• DOCUMENT TEXT
------
I had already written about Jenkins libraries to standardize Jenkins pipelines in an organization. This can be seen as a complement in an OpenShift context.

OpenShift is a solution based on Kubernetes and that brings additional features such as a portal, a catalog of solutions (including Jenkins), many security features and new K8s resources. Among these new resources, there is the notion of Build Config. A build config object allows to associate a source configuration with a Jenkins project. So, basically, you write a YAML file, indicating as an example the location of a git repository, the branch you want to build, etc. You then pass it to the oc client (oc apply -f my.yaml) and it will create a Jenkins project. You will find more information about build configurations on the OpenShift project.

The problem I got with build configs was that the generated project in Jenkins is a simple one.
It does not support multiple branches. Generating a multi-branch pipeline would be much better, but it is not feasible. I was then advised to look at Jenkins’ Job DSL. It relies on a Jenkins plug-in that from a seed project can populate and configure Jenkins projects. Thanks to this plug-in, I quickly got a Jenkins configuration as code.

Using the Job DSL

The first thing to do is to create a seed project in Jenkins.
It is a free-style project with a build step that executes a Job DSL script. Everything is documented here.

The following script is stored in a git repository.
------
• EXERCISES TO COMPLETE
1. Based on the text about OpenShift build configs and the Jenkins Job DSL, do these statements agree with it? (a) A build config generates a Jenkins project that supports multiple branches. (b) The seed project is a free-style project. (c) The Job DSL script is kept in a git repository. Answer each with yes or no and quote the deciding words.
2. Resume the text about OpenShift build configs and the Jenkins Job DSL, starting right after its last sentence.
------
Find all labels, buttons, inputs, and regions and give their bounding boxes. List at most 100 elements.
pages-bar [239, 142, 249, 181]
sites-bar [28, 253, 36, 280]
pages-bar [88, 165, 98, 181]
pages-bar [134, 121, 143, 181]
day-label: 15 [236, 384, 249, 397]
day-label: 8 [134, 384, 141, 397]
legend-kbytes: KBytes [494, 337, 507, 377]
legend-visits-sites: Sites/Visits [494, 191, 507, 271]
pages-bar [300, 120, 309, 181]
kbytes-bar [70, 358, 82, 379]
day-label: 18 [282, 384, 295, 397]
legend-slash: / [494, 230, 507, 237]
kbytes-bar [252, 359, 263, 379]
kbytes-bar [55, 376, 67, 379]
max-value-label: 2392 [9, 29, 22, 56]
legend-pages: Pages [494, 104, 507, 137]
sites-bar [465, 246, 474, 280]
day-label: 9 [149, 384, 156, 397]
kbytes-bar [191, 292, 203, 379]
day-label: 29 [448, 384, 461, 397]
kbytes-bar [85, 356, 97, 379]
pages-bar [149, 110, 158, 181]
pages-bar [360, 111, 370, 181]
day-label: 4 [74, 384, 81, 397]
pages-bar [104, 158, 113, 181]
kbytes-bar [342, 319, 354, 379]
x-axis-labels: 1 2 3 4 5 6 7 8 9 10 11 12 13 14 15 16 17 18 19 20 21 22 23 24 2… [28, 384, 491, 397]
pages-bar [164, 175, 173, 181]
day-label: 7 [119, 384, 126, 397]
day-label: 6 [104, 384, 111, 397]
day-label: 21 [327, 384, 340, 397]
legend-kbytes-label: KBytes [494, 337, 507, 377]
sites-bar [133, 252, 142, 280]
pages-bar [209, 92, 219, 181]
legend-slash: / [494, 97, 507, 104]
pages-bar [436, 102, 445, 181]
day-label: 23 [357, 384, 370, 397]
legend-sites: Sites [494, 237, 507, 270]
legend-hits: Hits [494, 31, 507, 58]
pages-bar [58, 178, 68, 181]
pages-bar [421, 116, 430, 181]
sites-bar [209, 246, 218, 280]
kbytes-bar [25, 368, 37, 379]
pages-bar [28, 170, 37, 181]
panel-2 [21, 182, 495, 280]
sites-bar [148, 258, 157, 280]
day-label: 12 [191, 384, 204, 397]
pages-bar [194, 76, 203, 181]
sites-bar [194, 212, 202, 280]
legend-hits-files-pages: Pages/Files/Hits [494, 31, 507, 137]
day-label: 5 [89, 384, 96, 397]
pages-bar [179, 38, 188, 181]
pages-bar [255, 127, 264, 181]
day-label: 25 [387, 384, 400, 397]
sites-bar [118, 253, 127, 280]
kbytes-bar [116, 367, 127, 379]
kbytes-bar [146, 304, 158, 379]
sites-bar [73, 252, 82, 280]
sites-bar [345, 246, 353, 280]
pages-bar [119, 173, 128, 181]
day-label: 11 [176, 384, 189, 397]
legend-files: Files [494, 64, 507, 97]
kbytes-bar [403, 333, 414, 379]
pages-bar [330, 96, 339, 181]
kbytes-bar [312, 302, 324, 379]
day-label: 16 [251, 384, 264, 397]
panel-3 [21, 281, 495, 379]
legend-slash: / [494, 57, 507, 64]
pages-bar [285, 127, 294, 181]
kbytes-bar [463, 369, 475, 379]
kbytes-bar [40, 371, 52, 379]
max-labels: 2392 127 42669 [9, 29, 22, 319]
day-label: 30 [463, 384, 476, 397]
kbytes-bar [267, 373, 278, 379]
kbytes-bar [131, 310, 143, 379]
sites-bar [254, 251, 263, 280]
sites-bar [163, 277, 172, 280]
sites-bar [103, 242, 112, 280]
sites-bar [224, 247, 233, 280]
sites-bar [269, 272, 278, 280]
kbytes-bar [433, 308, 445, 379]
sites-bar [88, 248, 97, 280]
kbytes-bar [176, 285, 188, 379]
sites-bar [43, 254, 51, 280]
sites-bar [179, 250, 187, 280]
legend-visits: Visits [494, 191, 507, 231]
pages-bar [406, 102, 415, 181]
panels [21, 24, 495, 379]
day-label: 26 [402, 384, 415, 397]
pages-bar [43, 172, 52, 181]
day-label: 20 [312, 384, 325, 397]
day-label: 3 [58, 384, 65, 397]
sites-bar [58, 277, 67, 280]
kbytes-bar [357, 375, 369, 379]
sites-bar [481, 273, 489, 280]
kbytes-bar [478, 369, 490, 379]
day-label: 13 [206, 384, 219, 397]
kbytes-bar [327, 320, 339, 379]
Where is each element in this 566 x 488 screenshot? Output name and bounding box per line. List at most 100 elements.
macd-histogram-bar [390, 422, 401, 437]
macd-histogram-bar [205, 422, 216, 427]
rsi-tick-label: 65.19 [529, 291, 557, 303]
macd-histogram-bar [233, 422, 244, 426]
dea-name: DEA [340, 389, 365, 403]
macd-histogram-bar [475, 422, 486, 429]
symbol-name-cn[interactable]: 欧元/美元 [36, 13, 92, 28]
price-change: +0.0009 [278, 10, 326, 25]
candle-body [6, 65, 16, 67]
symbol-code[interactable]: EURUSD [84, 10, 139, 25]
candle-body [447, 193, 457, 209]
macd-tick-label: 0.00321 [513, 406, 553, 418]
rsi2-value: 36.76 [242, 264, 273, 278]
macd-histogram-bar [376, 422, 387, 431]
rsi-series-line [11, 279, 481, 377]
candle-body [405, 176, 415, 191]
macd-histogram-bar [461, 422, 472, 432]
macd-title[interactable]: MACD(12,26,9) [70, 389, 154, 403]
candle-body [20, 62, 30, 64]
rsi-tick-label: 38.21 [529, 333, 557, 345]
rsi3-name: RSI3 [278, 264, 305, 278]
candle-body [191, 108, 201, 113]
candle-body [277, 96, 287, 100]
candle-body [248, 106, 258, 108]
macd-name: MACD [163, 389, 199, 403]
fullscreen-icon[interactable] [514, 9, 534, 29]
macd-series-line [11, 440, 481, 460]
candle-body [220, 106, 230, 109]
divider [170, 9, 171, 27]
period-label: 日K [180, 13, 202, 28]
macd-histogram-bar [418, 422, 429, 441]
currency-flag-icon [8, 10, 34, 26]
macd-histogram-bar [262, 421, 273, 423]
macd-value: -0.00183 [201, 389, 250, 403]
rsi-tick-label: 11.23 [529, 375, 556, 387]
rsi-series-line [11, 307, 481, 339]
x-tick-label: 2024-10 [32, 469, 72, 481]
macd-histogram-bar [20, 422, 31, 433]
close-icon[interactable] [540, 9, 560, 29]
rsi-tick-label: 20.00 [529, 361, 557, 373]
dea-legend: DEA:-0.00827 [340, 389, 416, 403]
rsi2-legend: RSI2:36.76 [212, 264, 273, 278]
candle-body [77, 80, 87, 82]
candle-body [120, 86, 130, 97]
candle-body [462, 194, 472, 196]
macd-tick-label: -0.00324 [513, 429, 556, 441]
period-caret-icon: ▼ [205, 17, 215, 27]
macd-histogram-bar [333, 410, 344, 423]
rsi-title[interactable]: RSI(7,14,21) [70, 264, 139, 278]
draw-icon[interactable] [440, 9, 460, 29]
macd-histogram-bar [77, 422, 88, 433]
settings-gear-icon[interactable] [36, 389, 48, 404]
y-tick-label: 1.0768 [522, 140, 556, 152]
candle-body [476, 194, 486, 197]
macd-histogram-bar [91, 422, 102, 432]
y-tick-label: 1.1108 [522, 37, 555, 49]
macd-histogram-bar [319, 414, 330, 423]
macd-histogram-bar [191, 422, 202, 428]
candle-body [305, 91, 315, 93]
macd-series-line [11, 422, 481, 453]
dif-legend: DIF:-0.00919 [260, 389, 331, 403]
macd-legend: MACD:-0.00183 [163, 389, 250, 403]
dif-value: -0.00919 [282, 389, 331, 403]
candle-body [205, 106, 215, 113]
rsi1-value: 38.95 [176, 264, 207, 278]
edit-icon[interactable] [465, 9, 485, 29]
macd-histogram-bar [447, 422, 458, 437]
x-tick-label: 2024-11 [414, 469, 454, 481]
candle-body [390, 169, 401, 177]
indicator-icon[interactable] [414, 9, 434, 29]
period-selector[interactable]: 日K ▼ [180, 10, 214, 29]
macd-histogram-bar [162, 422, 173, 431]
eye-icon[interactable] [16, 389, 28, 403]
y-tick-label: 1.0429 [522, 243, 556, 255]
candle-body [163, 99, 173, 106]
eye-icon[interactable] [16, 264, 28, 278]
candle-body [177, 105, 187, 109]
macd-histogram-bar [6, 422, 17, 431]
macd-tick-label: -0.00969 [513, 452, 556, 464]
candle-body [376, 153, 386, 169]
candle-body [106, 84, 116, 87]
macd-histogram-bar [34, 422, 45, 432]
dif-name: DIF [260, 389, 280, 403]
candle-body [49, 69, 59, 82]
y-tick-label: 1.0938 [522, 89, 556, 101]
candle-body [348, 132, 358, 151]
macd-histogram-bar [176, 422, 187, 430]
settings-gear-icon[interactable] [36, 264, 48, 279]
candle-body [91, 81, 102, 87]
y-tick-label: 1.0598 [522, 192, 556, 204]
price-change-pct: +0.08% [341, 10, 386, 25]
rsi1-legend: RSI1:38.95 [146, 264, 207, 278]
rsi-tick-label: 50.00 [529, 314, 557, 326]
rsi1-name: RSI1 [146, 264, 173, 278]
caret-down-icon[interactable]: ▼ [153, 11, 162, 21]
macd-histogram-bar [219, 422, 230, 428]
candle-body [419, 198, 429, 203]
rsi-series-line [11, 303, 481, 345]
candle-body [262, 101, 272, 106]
------
• RESPONSES
1.
(a) No: "It does not support multiple branches."
(b) Yes: "It is a free-style project with a build step that executes a Job DSL script."
(c) Yes: "The following script is stored in a git repository."

2.
I copy it in my seed’s configuration and that’s it. Here is what it looks like…

def gitBaseUrl = "https://some.gitlab/path/to/a/my/gitlab/group"
def gitRepos = [
	["docker-project-name-1":"path-to-project-1"],
	["docker-project-name-2":"path-to-project-2"]
]

for (gitRepo in gitRepos) {
	for ( e in gitRepo ) {

		// Create Jenkins folders and reference shared libraries
		folder("${e.value}") {
			properties {
			folderLibraries {
				libraries {
					libraryConfiguration {
						name("my-library-for-docker")
						defaultVersion('master')
						implicit(false)
						allowVersionOverride(true)
						includeInChangesets(true)
						retriever {
							modernSCM {
							scm {
							git {
								remote('https://some.gitlab/path/to/a/jenkins/library')
								credentialsId('my-credentials-id')
							}}}
						}
					}
				}
			}}
		}

		// Create multi-branch pipeline projects
		multibranchPipelineJob("${e.value}/${e.key}") {
			branchSources {
				branchSource {
					source { git {
						id("${e.value}-${e.key}")
						remote("${gitBaseUrl}/${e.value}/${e.key}.git")
						credentialsId('middleware-jenkins-gittoken')
					}}
					
					strategy {
						defaultBranchPropertyStrategy {
							props {
								// Do not trigger build on branch scan
								noTriggerBranchProperty()
							}
						}
					}
				}
			}
			
			// Listen to changes in branches and new tags
			configure { node ->
				node / sources / data / 'jenkins.branch.BranchSource' / source / traits {
					'jenkins.plugins.git.traits.BranchDiscoveryTrait'()
					'jenkins.plugins.git.traits.TagDiscoveryTrait'()
				}
			}

			// Verify new branches and new tags everyday
			triggers {
				cron('@daily')
			}

			// What to do with old builds?
			orphanedItemStrategy {
				discardOldItems {
					numToKeep(10)
					daysToKeep(-1)
				}
			}
		}
	}
}

Here, I explicitly reference the projects I want to generate.
I reuse the git’s folder structure and project it in Jenkins. Shared libraries can be defined globally in Jenkins, but also on folders. The Job DSL does not allow to configure global stuff. But it allows to do it on folders. The multi-branch pipelines are quite easy to understand. We consider both branches and tags.

If you need to customize the script, you can find examples on Github and most of all in your Jenkins instance.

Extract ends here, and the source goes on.